■ **Assignment**
Your job is to retype all of the data word for word, leaving every image out.

Dataset records
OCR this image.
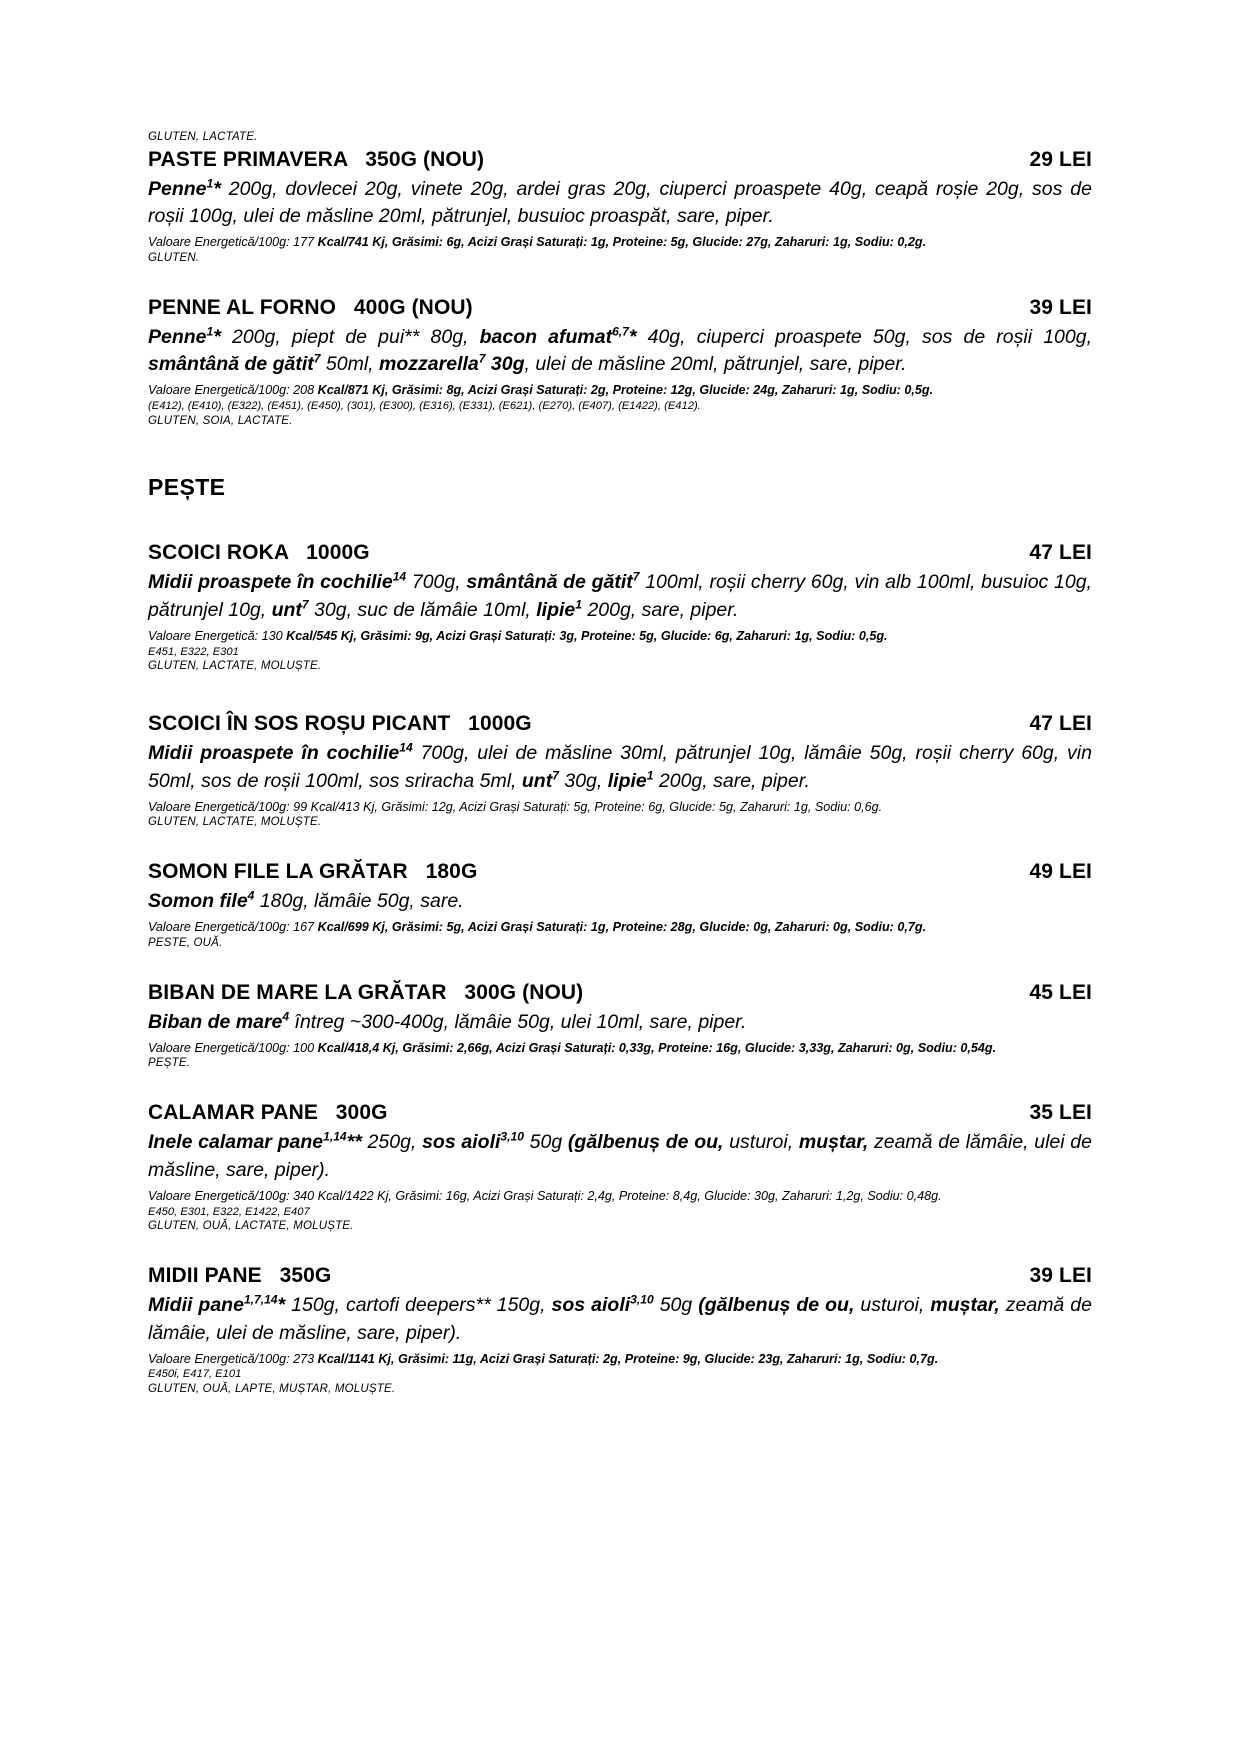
GLUTEN, LACTATE.
PASTE PRIMAVERA   350G (NOU)	29 LEI
Penne$^1$* 200g, dovlecei 20g, vinete 20g, ardei gras 20g, ciuperci proaspete 40g, ceapă roșie 20g, sos de roșii 100g, ulei de măsline 20ml, pătrunjel, busuioc proaspăt, sare, piper.
Valoare Energetică/100g: 177 Kcal/741 Kj, Grăsimi: 6g, Acizi Grași Saturați: 1g, Proteine: 5g, Glucide: 27g, Zaharuri: 1g, Sodiu: 0,2g.
GLUTEN.
PENNE AL FORNO   400G (NOU)	39 LEI
Penne$^1$* 200g, piept de pui** 80g, bacon afumat$^{6,7}$* 40g, ciuperci proaspete 50g, sos de roșii 100g, smântână de gătit$^7$ 50ml, mozzarella$^7$ 30g, ulei de măsline 20ml, pătrunjel, sare, piper.
Valoare Energetică/100g: 208 Kcal/871 Kj, Grăsimi: 8g, Acizi Grași Saturați: 2g, Proteine: 12g, Glucide: 24g, Zaharuri: 1g, Sodiu: 0,5g.
(E412), (E410), (E322), (E451), (E450), (301), (E300), (E316), (E331), (E621), (E270), (E407), (E1422), (E412).
GLUTEN, SOIA, LACTATE.
PEȘTE
SCOICI ROKA   1000G	47 LEI
Midii proaspete în cochilie$^{14}$ 700g, smântână de gătit$^7$ 100ml, roșii cherry 60g, vin alb 100ml, busuioc 10g, pătrunjel 10g, unt$^7$ 30g, suc de lămâie 10ml, lipie$^1$ 200g, sare, piper.
Valoare Energetică: 130 Kcal/545 Kj, Grăsimi: 9g, Acizi Grași Saturați: 3g, Proteine: 5g, Glucide: 6g, Zaharuri: 1g, Sodiu: 0,5g.
E451, E322, E301
GLUTEN, LACTATE, MOLUȘTE.
SCOICI ÎN SOS ROȘU PICANT   1000G	47 LEI
Midii proaspete în cochilie$^{14}$ 700g, ulei de măsline 30ml, pătrunjel 10g, lămâie 50g, roșii cherry 60g, vin 50ml, sos de roșii 100ml, sos sriracha 5ml, unt$^7$ 30g, lipie$^1$ 200g, sare, piper.
Valoare Energetică/100g: 99 Kcal/413 Kj, Grăsimi: 12g, Acizi Grași Saturați: 5g, Proteine: 6g, Glucide: 5g, Zaharuri: 1g, Sodiu: 0,6g.
GLUTEN, LACTATE, MOLUȘTE.
SOMON FILE LA GRĂTAR   180G	49 LEI
Somon file$^4$ 180g, lămâie 50g, sare.
Valoare Energetică/100g: 167 Kcal/699 Kj, Grăsimi: 5g, Acizi Grași Saturați: 1g, Proteine: 28g, Glucide: 0g, Zaharuri: 0g, Sodiu: 0,7g.
PESTE, OUĂ.
BIBAN DE MARE LA GRĂTAR   300G (NOU)	45 LEI
Biban de mare$^4$ întreg ~300-400g, lămâie 50g, ulei 10ml, sare, piper.
Valoare Energetică/100g: 100 Kcal/418,4 Kj, Grăsimi: 2,66g, Acizi Grași Saturați: 0,33g, Proteine: 16g, Glucide: 3,33g, Zaharuri: 0g, Sodiu: 0,54g.
PEȘTE.
CALAMAR PANE   300G	35 LEI
Inele calamar pane$^{1,14}$** 250g, sos aioli$^{3,10}$ 50g (gălbenuș de ou, usturoi, muștar, zeamă de lămâie, ulei de măsline, sare, piper).
Valoare Energetică/100g: 340 Kcal/1422 Kj, Grăsimi: 16g, Acizi Grași Saturați: 2,4g, Proteine: 8,4g, Glucide: 30g, Zaharuri: 1,2g, Sodiu: 0,48g.
E450, E301, E322, E1422, E407
GLUTEN, OUĂ, LACTATE, MOLUȘTE.
MIDII PANE   350G	39 LEI
Midii pane$^{1,7,14}$* 150g, cartofi deepers** 150g, sos aioli$^{3,10}$ 50g (gălbenuș de ou, usturoi, muștar, zeamă de lămâie, ulei de măsline, sare, piper).
Valoare Energetică/100g: 273 Kcal/1141 Kj, Grăsimi: 11g, Acizi Grași Saturați: 2g, Proteine: 9g, Glucide: 23g, Zaharuri: 1g, Sodiu: 0,7g.
E450i, E417, E101
GLUTEN, OUĂ, LAPTE, MUȘTAR, MOLUȘTE.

■ **Written solution**
OCR this image.
GLUTEN, LACTATE.
PASTE PRIMAVERA   350G (NOU)	29 LEI
Penne$^1$* 200g, dovlecei 20g, vinete 20g, ardei gras 20g, ciuperci proaspete 40g, ceapă roșie 20g, sos de roșii 100g, ulei de măsline 20ml, pătrunjel, busuioc proaspăt, sare, piper.
Valoare Energetică/100g: 177 Kcal/741 Kj, Grăsimi: 6g, Acizi Grași Saturați: 1g, Proteine: 5g, Glucide: 27g, Zaharuri: 1g, Sodiu: 0,2g.
GLUTEN.
PENNE AL FORNO   400G (NOU)	39 LEI
Penne$^1$* 200g, piept de pui** 80g, bacon afumat$^{6,7}$* 40g, ciuperci proaspete 50g, sos de roșii 100g, smântână de gătit$^7$ 50ml, mozzarella$^7$ 30g, ulei de măsline 20ml, pătrunjel, sare, piper.
Valoare Energetică/100g: 208 Kcal/871 Kj, Grăsimi: 8g, Acizi Grași Saturați: 2g, Proteine: 12g, Glucide: 24g, Zaharuri: 1g, Sodiu: 0,5g.
(E412), (E410), (E322), (E451), (E450), (301), (E300), (E316), (E331), (E621), (E270), (E407), (E1422), (E412).
GLUTEN, SOIA, LACTATE.
PEȘTE
SCOICI ROKA   1000G	47 LEI
Midii proaspete în cochilie$^{14}$ 700g, smântână de gătit$^7$ 100ml, roșii cherry 60g, vin alb 100ml, busuioc 10g, pătrunjel 10g, unt$^7$ 30g, suc de lămâie 10ml, lipie$^1$ 200g, sare, piper.
Valoare Energetică: 130 Kcal/545 Kj, Grăsimi: 9g, Acizi Grași Saturați: 3g, Proteine: 5g, Glucide: 6g, Zaharuri: 1g, Sodiu: 0,5g.
E451, E322, E301
GLUTEN, LACTATE, MOLUȘTE.
SCOICI ÎN SOS ROȘU PICANT   1000G	47 LEI
Midii proaspete în cochilie$^{14}$ 700g, ulei de măsline 30ml, pătrunjel 10g, lămâie 50g, roșii cherry 60g, vin 50ml, sos de roșii 100ml, sos sriracha 5ml, unt$^7$ 30g, lipie$^1$ 200g, sare, piper.
Valoare Energetică/100g: 99 Kcal/413 Kj, Grăsimi: 12g, Acizi Grași Saturați: 5g, Proteine: 6g, Glucide: 5g, Zaharuri: 1g, Sodiu: 0,6g.
GLUTEN, LACTATE, MOLUȘTE.
SOMON FILE LA GRĂTAR   180G	49 LEI
Somon file$^4$ 180g, lămâie 50g, sare.
Valoare Energetică/100g: 167 Kcal/699 Kj, Grăsimi: 5g, Acizi Grași Saturați: 1g, Proteine: 28g, Glucide: 0g, Zaharuri: 0g, Sodiu: 0,7g.
PESTE, OUĂ.
BIBAN DE MARE LA GRĂTAR   300G (NOU)	45 LEI
Biban de mare$^4$ întreg ~300-400g, lămâie 50g, ulei 10ml, sare, piper.
Valoare Energetică/100g: 100 Kcal/418,4 Kj, Grăsimi: 2,66g, Acizi Grași Saturați: 0,33g, Proteine: 16g, Glucide: 3,33g, Zaharuri: 0g, Sodiu: 0,54g.
PEȘTE.
CALAMAR PANE   300G	35 LEI
Inele calamar pane$^{1,14}$** 250g, sos aioli$^{3,10}$ 50g (gălbenuș de ou, usturoi, muștar, zeamă de lămâie, ulei de măsline, sare, piper).
Valoare Energetică/100g: 340 Kcal/1422 Kj, Grăsimi: 16g, Acizi Grași Saturați: 2,4g, Proteine: 8,4g, Glucide: 30g, Zaharuri: 1,2g, Sodiu: 0,48g.
E450, E301, E322, E1422, E407
GLUTEN, OUĂ, LACTATE, MOLUȘTE.
MIDII PANE   350G	39 LEI
Midii pane$^{1,7,14}$* 150g, cartofi deepers** 150g, sos aioli$^{3,10}$ 50g (gălbenuș de ou, usturoi, muștar, zeamă de lămâie, ulei de măsline, sare, piper).
Valoare Energetică/100g: 273 Kcal/1141 Kj, Grăsimi: 11g, Acizi Grași Saturați: 2g, Proteine: 9g, Glucide: 23g, Zaharuri: 1g, Sodiu: 0,7g.
E450i, E417, E101
GLUTEN, OUĂ, LAPTE, MUȘTAR, MOLUȘTE.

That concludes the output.